> Aim:
All lines holding the string "tons" are to be shown.

> Given entries:
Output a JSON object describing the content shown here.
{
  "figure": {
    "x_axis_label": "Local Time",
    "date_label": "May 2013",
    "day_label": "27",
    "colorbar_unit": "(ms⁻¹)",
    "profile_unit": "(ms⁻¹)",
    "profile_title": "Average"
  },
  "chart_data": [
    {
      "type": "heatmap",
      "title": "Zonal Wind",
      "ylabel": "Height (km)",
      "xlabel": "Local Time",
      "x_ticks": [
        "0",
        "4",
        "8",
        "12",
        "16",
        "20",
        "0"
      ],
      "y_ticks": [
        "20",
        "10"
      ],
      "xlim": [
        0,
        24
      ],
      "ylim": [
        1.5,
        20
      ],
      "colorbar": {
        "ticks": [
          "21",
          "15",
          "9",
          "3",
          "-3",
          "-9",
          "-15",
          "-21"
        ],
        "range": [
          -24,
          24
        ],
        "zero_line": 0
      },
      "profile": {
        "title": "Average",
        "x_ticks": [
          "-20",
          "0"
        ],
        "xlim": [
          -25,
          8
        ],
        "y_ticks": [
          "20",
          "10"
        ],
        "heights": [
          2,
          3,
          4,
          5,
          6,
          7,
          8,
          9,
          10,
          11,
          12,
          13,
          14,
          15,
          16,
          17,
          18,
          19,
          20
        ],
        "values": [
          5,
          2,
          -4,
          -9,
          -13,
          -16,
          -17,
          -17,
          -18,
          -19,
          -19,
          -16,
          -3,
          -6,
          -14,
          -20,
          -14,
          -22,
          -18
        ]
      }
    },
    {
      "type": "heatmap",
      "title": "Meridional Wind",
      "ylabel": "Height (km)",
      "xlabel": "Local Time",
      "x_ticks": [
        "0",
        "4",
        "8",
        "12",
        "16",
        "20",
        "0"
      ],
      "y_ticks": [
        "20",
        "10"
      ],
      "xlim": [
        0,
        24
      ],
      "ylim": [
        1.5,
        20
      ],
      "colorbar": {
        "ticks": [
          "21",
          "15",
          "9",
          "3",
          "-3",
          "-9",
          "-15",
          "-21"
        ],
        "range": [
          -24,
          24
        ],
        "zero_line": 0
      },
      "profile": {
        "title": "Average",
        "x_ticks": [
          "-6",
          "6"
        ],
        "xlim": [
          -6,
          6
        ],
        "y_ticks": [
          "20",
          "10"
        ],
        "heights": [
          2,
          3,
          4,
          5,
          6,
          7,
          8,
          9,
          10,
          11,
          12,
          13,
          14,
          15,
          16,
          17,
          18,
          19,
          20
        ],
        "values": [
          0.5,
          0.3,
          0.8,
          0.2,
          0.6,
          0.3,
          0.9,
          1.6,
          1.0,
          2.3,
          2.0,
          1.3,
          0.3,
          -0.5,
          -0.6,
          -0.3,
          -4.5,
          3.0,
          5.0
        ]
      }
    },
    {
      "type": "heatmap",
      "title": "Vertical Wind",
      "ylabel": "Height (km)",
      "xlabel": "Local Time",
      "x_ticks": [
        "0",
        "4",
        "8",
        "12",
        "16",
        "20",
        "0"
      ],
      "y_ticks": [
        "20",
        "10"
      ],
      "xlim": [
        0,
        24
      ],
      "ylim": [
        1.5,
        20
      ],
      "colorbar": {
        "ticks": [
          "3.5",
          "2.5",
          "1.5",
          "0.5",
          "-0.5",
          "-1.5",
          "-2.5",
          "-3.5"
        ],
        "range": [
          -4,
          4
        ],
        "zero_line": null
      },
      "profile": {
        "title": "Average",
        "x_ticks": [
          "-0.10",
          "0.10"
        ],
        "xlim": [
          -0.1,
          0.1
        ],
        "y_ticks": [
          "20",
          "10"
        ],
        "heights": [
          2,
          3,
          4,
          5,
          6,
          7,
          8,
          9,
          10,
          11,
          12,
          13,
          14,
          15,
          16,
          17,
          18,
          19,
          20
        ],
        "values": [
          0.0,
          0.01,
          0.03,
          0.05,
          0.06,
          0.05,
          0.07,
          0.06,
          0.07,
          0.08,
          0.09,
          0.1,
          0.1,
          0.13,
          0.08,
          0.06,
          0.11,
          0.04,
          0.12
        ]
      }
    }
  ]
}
---
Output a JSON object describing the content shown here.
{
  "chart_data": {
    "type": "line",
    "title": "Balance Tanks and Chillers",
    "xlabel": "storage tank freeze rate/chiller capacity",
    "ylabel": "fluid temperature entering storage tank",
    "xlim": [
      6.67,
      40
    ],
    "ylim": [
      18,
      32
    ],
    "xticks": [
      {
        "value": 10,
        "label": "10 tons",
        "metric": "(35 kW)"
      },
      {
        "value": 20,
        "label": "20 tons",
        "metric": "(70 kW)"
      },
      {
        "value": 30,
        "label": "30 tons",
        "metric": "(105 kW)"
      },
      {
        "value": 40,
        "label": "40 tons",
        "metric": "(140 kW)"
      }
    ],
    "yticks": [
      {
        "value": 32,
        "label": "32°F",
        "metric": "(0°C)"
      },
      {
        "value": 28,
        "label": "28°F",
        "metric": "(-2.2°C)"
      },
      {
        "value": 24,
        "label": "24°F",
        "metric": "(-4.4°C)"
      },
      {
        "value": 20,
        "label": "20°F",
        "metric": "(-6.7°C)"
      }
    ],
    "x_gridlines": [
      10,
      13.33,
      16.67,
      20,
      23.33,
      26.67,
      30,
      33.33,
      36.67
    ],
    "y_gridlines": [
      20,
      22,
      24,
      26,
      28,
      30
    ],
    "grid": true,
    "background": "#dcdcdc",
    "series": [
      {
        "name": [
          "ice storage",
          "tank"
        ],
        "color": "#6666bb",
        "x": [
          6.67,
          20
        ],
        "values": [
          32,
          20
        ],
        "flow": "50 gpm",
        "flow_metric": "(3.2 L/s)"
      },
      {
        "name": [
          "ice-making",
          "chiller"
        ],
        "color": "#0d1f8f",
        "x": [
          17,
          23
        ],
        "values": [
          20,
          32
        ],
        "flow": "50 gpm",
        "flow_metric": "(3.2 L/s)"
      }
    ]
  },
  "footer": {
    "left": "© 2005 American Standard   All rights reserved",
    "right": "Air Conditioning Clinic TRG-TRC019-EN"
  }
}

> The reply:
        "label": "10 tons",
        "label": "20 tons",
        "label": "30 tons",
        "label": "40 tons",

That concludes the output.